__EXERCISE TASK__
In the data below, find every line with the string "color" and pull it out.

__DATA TO USE__
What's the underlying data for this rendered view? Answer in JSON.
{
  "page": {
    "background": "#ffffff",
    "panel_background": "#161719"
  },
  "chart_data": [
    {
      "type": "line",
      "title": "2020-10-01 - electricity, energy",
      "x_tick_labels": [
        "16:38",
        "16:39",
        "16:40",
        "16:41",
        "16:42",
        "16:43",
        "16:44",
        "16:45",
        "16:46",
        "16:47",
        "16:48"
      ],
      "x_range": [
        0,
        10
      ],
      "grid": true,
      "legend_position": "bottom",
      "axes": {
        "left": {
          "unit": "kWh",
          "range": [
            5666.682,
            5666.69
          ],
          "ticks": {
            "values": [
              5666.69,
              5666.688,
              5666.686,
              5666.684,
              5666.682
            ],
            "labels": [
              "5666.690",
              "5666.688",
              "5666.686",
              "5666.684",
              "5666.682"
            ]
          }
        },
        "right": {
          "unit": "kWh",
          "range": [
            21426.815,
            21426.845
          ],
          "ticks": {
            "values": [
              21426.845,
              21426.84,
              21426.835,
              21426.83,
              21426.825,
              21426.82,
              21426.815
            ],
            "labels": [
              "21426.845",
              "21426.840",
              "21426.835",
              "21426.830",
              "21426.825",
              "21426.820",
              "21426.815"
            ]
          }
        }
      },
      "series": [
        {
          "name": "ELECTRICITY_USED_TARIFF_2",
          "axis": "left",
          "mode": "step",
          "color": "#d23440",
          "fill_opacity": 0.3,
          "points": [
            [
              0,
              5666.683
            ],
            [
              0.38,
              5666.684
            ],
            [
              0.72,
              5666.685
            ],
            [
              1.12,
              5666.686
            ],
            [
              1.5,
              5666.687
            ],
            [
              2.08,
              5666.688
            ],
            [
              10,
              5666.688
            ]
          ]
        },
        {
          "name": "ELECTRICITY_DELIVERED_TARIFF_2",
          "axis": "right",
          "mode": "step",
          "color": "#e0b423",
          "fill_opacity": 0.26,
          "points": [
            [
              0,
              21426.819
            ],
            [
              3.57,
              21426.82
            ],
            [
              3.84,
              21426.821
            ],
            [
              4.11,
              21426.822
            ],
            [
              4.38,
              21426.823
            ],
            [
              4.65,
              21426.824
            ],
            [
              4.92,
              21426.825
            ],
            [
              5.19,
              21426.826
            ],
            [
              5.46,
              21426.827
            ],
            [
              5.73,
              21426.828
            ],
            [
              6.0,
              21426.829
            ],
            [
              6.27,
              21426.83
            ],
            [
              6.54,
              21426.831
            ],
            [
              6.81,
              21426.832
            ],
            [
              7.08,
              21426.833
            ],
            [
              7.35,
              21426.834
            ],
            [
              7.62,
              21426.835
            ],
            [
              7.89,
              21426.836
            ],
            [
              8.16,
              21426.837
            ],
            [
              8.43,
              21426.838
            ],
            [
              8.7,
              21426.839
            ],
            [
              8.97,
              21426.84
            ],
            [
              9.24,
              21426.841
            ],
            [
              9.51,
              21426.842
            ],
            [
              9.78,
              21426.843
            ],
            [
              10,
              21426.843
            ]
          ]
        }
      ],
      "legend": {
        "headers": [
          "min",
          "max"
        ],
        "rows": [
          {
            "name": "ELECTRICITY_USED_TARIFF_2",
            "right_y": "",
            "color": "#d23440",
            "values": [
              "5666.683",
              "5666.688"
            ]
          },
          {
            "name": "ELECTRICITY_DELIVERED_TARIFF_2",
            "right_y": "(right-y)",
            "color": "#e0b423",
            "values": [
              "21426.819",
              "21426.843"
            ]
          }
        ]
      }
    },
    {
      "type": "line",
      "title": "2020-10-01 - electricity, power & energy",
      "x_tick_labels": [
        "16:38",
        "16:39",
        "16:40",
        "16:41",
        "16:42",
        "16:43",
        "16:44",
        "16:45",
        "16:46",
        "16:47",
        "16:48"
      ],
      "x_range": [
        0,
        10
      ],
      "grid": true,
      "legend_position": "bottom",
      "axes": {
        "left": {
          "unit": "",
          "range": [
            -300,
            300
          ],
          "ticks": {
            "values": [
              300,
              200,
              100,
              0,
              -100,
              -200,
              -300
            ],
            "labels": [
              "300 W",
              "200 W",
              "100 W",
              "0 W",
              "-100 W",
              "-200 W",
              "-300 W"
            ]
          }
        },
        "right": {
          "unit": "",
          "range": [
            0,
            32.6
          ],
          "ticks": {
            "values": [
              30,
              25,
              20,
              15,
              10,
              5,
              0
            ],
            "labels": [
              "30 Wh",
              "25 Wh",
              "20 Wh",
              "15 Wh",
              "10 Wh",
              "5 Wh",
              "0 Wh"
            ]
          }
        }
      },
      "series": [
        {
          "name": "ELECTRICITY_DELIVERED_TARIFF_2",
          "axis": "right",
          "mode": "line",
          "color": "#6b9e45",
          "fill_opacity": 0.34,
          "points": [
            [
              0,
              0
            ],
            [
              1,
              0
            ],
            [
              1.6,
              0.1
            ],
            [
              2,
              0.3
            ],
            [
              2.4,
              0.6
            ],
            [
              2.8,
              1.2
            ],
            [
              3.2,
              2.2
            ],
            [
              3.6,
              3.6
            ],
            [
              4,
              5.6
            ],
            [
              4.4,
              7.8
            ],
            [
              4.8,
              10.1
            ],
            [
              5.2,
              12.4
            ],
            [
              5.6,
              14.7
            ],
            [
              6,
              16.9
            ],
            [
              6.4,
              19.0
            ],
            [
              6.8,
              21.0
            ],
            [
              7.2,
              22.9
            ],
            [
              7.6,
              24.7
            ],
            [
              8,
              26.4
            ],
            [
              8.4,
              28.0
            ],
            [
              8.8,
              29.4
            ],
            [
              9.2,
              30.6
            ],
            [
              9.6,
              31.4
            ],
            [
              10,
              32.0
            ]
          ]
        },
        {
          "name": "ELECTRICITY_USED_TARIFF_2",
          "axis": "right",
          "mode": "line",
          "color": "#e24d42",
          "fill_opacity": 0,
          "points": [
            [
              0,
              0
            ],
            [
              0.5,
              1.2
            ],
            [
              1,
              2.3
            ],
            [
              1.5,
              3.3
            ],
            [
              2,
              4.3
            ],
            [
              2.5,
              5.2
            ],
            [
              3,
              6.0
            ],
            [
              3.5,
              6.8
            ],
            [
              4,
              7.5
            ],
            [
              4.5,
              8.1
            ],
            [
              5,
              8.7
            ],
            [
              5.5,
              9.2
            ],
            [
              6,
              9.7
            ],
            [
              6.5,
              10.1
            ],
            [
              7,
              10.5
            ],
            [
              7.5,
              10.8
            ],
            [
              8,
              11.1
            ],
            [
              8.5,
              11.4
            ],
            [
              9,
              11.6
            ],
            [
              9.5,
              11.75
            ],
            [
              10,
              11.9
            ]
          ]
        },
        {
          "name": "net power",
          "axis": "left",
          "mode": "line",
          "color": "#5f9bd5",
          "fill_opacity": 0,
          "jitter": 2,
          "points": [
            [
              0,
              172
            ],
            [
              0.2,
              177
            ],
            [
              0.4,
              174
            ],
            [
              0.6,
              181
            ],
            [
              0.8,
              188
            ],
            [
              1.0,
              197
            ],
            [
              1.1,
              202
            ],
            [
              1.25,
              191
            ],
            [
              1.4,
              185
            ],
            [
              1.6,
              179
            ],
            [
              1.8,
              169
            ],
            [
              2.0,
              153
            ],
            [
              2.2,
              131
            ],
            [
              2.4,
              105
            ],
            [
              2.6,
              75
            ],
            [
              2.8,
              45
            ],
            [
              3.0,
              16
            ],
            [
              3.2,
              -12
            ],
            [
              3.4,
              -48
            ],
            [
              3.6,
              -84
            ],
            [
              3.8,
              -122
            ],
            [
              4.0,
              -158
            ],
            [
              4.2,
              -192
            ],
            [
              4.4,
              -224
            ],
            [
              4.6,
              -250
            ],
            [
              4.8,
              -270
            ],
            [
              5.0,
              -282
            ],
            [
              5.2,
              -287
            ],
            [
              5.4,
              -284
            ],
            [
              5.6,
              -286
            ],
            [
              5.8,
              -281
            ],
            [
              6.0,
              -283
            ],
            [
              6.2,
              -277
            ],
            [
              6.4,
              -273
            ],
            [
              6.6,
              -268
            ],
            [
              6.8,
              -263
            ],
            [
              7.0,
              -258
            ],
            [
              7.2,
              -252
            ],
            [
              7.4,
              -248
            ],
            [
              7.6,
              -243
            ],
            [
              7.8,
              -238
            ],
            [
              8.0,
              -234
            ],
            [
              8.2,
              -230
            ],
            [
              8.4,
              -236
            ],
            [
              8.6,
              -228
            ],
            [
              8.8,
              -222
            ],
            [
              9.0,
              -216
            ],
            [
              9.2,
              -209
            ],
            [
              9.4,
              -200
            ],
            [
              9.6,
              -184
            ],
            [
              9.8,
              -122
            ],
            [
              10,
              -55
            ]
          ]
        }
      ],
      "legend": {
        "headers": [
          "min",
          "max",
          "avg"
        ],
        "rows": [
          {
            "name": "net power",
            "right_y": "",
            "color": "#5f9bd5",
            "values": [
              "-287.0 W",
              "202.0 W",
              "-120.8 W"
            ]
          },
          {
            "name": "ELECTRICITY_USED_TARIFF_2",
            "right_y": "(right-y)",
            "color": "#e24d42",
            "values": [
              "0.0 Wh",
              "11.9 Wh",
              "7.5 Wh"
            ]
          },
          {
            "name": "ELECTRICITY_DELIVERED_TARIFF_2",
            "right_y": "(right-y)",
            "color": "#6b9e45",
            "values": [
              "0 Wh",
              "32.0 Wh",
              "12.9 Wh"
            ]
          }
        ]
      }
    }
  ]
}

__SOLVED EXERCISE__
          "color": "#d23440",
          "color": "#e0b423",
            "color": "#d23440",
            "color": "#e0b423",
          "color": "#6b9e45",
          "color": "#e24d42",
          "color": "#5f9bd5",
            "color": "#5f9bd5",
            "color": "#e24d42",
            "color": "#6b9e45",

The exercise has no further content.